■ GIVEN TASK ■
Make an exact copy of all the entries, with the pictures left out.

■ DATASET ■
══════════════════════════════

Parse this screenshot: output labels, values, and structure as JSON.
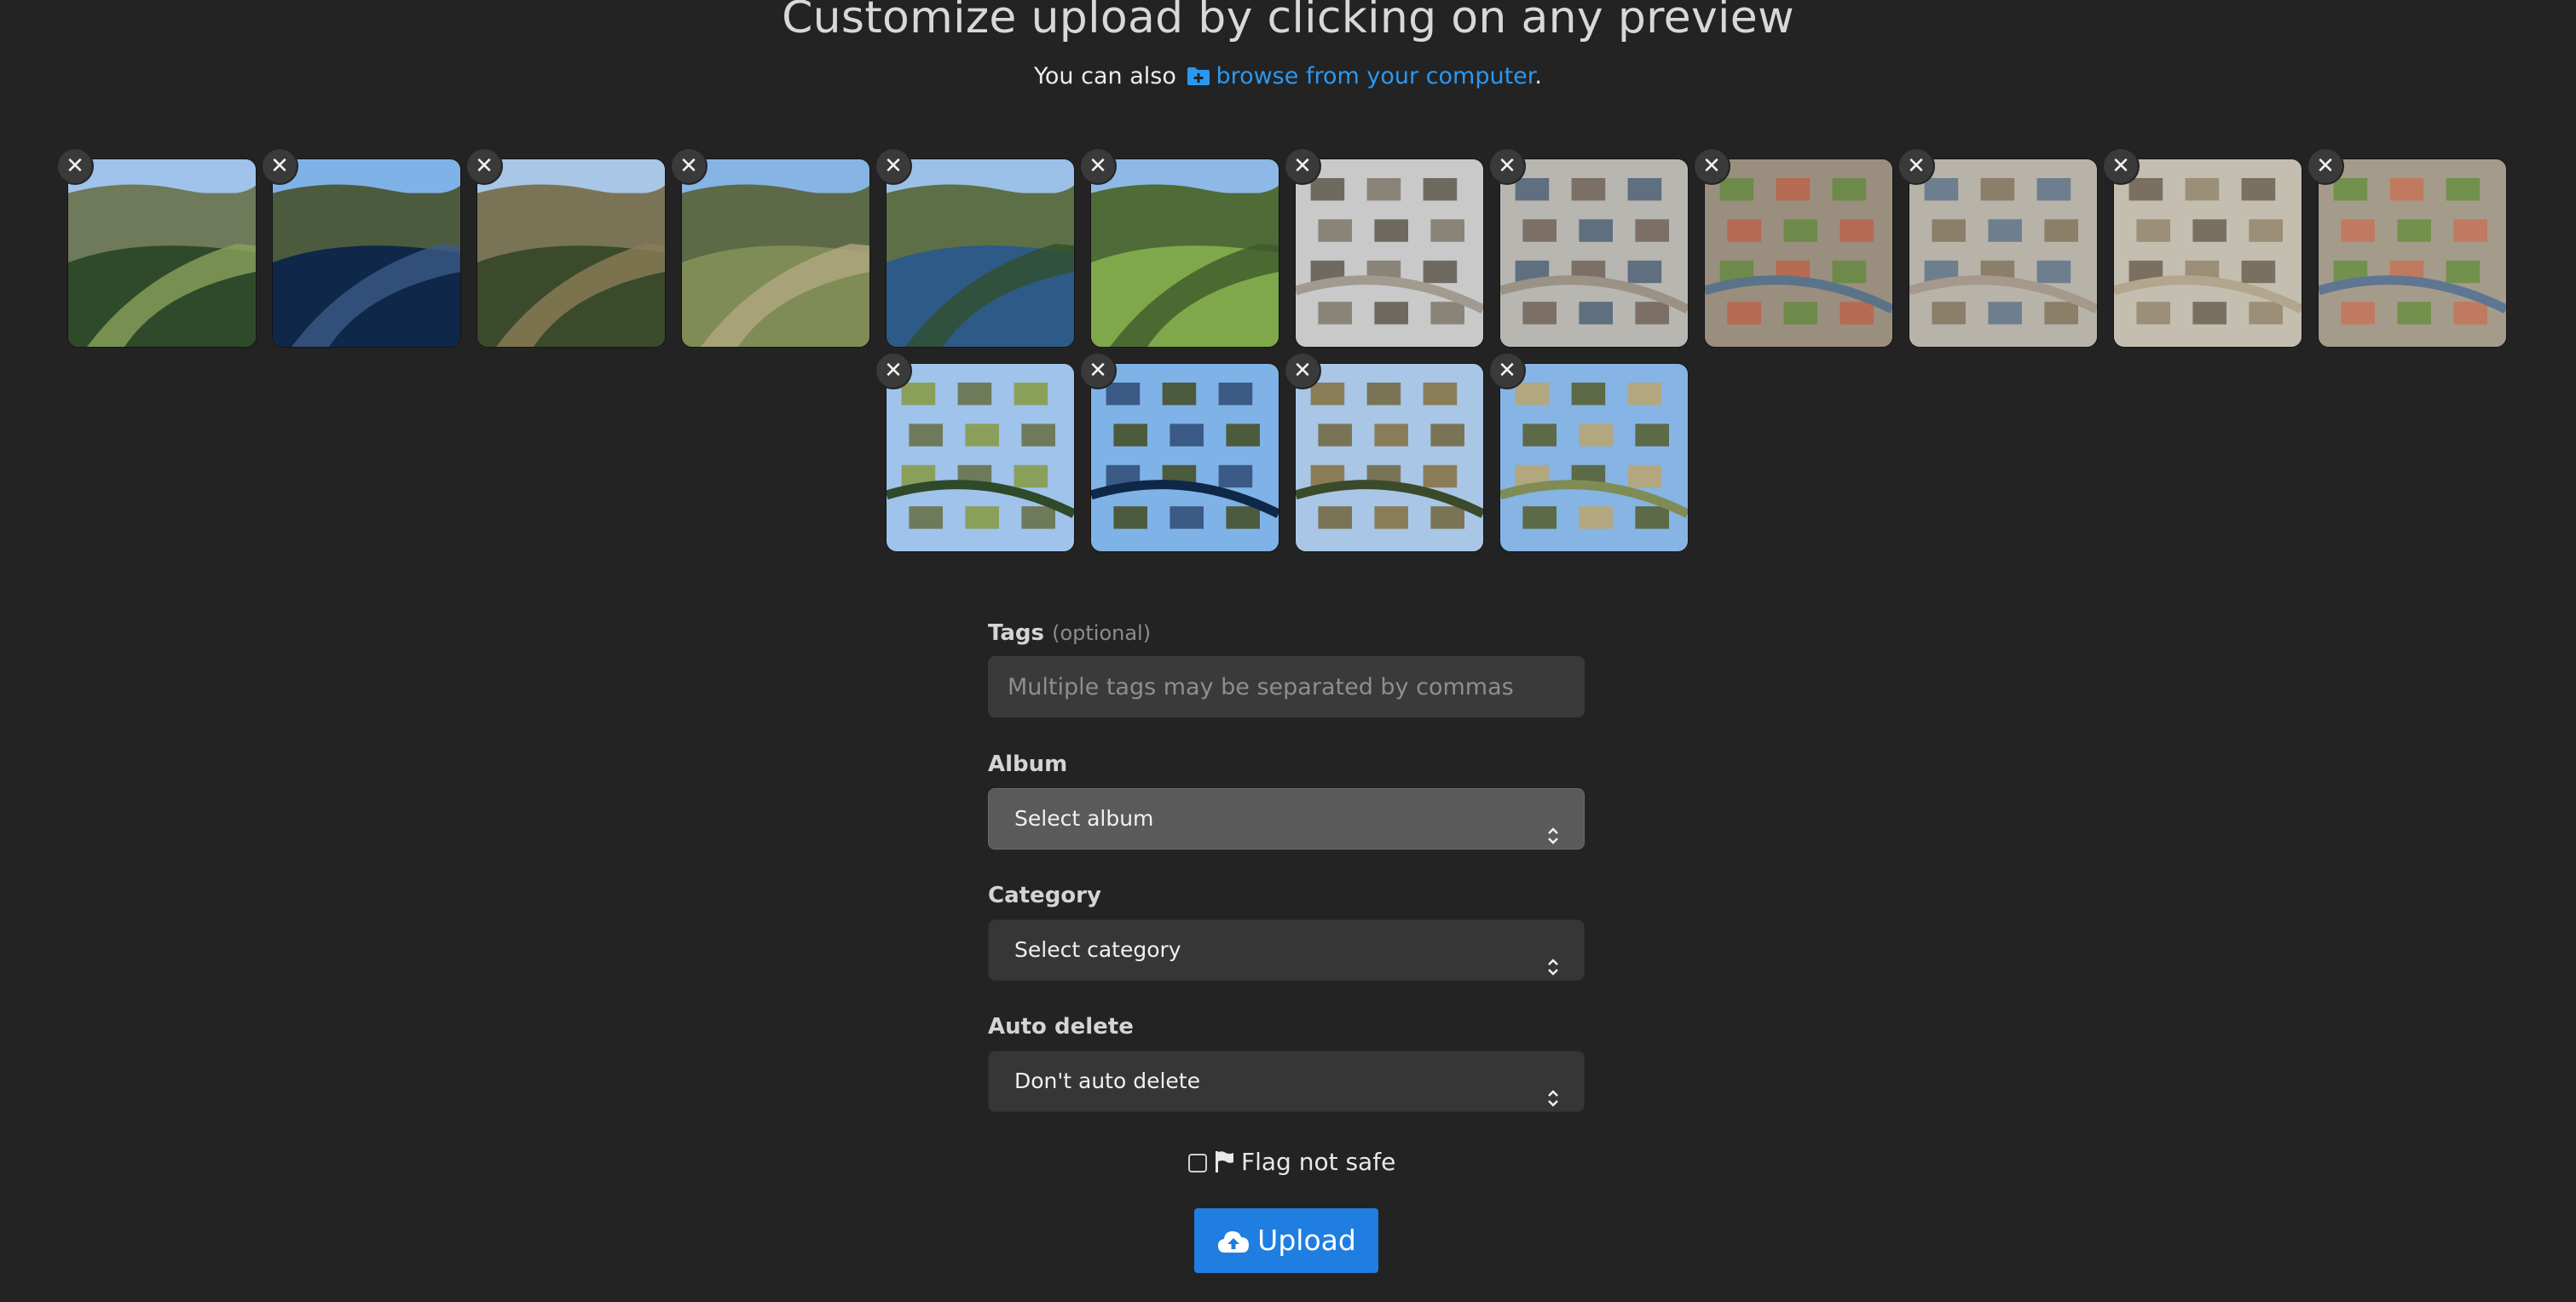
{
  "header": {
    "title": "Customize upload by clicking on any preview",
    "browse_prefix": "You can also",
    "browse_link": "browse from your computer",
    "browse_suffix": "."
  },
  "icons": {
    "remove": "close-icon",
    "browse": "folder-plus-icon",
    "nsfw": "flag-icon",
    "upload": "cloud-upload-icon",
    "select": "chevron-up-down-icon"
  },
  "previews": [
    {
      "name": "green-valley-hillside",
      "remove_glyph": "✕"
    },
    {
      "name": "blue-reservoir",
      "remove_glyph": "✕"
    },
    {
      "name": "moorland-trees",
      "remove_glyph": "✕"
    },
    {
      "name": "valley-track",
      "remove_glyph": "✕"
    },
    {
      "name": "reservoir-forest",
      "remove_glyph": "✕"
    },
    {
      "name": "green-slope",
      "remove_glyph": "✕"
    },
    {
      "name": "hazy-construction-site",
      "remove_glyph": "✕"
    },
    {
      "name": "housing-estate-aerial",
      "remove_glyph": "✕"
    },
    {
      "name": "houses-rows",
      "remove_glyph": "✕"
    },
    {
      "name": "estate-building-plots",
      "remove_glyph": "✕"
    },
    {
      "name": "cleared-site-roads",
      "remove_glyph": "✕"
    },
    {
      "name": "houses-top-down",
      "remove_glyph": "✕"
    },
    {
      "name": "estate-street-plots",
      "remove_glyph": "✕"
    },
    {
      "name": "construction-roadway",
      "remove_glyph": "✕"
    },
    {
      "name": "estate-overview",
      "remove_glyph": "✕"
    },
    {
      "name": "estate-gardens",
      "remove_glyph": "✕"
    }
  ],
  "form": {
    "tags_label": "Tags",
    "tags_optional": "(optional)",
    "tags_placeholder": "Multiple tags may be separated by commas",
    "tags_value": "",
    "album_label": "Album",
    "album_value": "Select album",
    "category_label": "Category",
    "category_value": "Select category",
    "autodelete_label": "Auto delete",
    "autodelete_value": "Don't auto delete",
    "nsfw_label": "Flag not safe",
    "nsfw_checked": false,
    "upload_label": "Upload"
  },
  "colors": {
    "background": "#232323",
    "accent": "#1f7ee0",
    "link": "#2b98f0"
  }
}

══════════════════════════════

■ RESULT OF THE TASK ■
Parse this screenshot: output labels, values, and structure as JSON.
{
  "header": {
    "title": "Customize upload by clicking on any preview",
    "browse_prefix": "You can also",
    "browse_link": "browse from your computer",
    "browse_suffix": "."
  },
  "icons": {
    "remove": "close-icon",
    "browse": "folder-plus-icon",
    "nsfw": "flag-icon",
    "upload": "cloud-upload-icon",
    "select": "chevron-up-down-icon"
  },
  "previews": [
    {
      "name": "green-valley-hillside",
      "remove_glyph": "✕"
    },
    {
      "name": "blue-reservoir",
      "remove_glyph": "✕"
    },
    {
      "name": "moorland-trees",
      "remove_glyph": "✕"
    },
    {
      "name": "valley-track",
      "remove_glyph": "✕"
    },
    {
      "name": "reservoir-forest",
      "remove_glyph": "✕"
    },
    {
      "name": "green-slope",
      "remove_glyph": "✕"
    },
    {
      "name": "hazy-construction-site",
      "remove_glyph": "✕"
    },
    {
      "name": "housing-estate-aerial",
      "remove_glyph": "✕"
    },
    {
      "name": "houses-rows",
      "remove_glyph": "✕"
    },
    {
      "name": "estate-building-plots",
      "remove_glyph": "✕"
    },
    {
      "name": "cleared-site-roads",
      "remove_glyph": "✕"
    },
    {
      "name": "houses-top-down",
      "remove_glyph": "✕"
    },
    {
      "name": "estate-street-plots",
      "remove_glyph": "✕"
    },
    {
      "name": "construction-roadway",
      "remove_glyph": "✕"
    },
    {
      "name": "estate-overview",
      "remove_glyph": "✕"
    },
    {
      "name": "estate-gardens",
      "remove_glyph": "✕"
    }
  ],
  "form": {
    "tags_label": "Tags",
    "tags_optional": "(optional)",
    "tags_placeholder": "Multiple tags may be separated by commas",
    "tags_value": "",
    "album_label": "Album",
    "album_value": "Select album",
    "category_label": "Category",
    "category_value": "Select category",
    "autodelete_label": "Auto delete",
    "autodelete_value": "Don't auto delete",
    "nsfw_label": "Flag not safe",
    "nsfw_checked": false,
    "upload_label": "Upload"
  },
  "colors": {
    "background": "#232323",
    "accent": "#1f7ee0",
    "link": "#2b98f0"
  }
}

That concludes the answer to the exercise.